# Start of Extracted records

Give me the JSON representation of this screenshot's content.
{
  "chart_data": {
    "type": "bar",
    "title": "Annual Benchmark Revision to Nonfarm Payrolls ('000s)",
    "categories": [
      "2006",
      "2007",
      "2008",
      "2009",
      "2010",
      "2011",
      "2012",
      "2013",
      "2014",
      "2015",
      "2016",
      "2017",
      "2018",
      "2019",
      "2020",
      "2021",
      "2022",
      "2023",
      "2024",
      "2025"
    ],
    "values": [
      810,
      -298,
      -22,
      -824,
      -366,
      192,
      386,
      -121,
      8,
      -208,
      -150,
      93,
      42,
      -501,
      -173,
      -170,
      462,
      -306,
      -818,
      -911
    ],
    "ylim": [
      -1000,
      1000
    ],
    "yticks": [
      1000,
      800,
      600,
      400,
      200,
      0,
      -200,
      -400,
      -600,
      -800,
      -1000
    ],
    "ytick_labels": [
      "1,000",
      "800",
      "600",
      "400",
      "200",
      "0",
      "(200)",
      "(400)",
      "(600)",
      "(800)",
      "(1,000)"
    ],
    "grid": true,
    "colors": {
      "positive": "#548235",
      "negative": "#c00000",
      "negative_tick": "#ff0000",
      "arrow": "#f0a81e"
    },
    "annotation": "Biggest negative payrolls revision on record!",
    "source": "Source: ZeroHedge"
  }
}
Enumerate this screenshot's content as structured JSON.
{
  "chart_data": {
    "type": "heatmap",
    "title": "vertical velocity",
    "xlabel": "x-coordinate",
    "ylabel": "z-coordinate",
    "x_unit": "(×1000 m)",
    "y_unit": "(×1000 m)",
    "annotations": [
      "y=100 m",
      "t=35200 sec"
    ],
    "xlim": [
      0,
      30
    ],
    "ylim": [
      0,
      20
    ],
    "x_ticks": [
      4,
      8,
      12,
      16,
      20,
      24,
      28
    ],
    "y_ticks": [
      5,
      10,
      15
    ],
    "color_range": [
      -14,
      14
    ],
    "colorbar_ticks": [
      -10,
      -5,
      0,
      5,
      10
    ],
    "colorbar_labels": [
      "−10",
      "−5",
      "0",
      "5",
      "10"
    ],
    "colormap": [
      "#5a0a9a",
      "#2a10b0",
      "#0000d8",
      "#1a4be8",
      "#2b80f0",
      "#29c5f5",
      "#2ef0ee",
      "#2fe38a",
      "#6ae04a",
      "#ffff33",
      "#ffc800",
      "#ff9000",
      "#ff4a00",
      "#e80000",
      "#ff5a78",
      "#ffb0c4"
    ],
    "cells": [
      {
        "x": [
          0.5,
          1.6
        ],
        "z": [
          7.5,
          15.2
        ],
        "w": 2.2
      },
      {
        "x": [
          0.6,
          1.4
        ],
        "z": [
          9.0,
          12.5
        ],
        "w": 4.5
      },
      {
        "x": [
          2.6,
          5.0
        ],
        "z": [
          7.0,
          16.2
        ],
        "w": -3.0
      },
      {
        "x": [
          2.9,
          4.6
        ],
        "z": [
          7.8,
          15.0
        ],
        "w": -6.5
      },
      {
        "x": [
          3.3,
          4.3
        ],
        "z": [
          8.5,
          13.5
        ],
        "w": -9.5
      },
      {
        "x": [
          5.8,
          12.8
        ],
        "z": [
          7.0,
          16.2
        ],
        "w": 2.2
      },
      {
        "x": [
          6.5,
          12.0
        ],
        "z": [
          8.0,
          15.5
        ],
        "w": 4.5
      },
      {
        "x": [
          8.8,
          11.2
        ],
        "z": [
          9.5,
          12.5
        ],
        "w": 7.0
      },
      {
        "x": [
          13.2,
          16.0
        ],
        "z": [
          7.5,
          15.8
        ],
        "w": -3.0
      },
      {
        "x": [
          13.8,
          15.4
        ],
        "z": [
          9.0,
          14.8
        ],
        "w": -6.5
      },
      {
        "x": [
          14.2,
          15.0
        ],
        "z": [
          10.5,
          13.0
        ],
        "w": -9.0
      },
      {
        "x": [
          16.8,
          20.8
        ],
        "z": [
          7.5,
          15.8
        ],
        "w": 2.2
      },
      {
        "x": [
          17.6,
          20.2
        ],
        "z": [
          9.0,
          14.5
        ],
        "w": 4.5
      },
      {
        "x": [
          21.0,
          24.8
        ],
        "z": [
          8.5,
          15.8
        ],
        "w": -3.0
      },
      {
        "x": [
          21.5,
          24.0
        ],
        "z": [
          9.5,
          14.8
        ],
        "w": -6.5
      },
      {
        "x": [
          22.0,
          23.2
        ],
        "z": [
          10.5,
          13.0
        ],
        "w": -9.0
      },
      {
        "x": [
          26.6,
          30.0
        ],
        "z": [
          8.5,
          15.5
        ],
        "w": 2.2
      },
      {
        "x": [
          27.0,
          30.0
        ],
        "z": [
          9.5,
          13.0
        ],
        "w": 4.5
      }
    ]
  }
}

# End of Extracted records

*What you should do:* Search the data for the word "title" and copy each line where it appears.

*Answer to this exercise:*
    "title": "Annual Benchmark Revision to Nonfarm Payrolls ('000s)",
    "title": "vertical velocity",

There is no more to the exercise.